__INFORMATION SHOWN__:
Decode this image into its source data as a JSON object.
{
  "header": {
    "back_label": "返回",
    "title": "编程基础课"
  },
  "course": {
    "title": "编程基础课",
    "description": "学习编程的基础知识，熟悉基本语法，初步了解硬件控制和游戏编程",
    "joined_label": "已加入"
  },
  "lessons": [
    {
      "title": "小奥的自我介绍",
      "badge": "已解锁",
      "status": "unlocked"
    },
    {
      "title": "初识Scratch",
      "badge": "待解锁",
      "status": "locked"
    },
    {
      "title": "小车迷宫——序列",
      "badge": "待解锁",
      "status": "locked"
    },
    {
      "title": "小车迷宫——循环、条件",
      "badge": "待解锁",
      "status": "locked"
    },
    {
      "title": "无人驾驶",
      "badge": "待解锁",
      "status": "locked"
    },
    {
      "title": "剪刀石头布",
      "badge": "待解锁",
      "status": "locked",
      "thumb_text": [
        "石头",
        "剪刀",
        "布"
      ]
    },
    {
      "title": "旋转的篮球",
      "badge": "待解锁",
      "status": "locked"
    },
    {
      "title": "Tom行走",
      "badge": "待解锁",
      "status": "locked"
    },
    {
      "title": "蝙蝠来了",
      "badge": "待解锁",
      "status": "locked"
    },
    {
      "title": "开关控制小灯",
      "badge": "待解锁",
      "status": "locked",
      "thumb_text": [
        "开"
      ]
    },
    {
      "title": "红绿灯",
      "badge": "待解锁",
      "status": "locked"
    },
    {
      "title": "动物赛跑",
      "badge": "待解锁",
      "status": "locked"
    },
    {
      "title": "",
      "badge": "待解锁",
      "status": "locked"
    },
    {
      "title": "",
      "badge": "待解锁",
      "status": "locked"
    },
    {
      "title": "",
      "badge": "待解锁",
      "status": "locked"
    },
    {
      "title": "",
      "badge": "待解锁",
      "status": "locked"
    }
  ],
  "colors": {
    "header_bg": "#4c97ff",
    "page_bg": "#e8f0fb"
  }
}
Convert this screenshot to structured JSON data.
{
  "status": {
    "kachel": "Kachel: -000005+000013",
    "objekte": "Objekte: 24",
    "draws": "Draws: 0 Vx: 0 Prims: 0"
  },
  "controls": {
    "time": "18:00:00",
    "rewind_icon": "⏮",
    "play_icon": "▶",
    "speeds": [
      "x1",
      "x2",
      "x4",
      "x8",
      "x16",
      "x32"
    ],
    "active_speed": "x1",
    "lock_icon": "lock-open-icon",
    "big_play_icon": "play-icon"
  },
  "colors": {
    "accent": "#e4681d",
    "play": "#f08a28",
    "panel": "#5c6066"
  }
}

__TO BE DONE__:
Copy every line of the listing where the word "this" appears.

__IN RESPONSE__:
Decode this image into its source data as a JSON object.
Convert this screenshot to structured JSON data.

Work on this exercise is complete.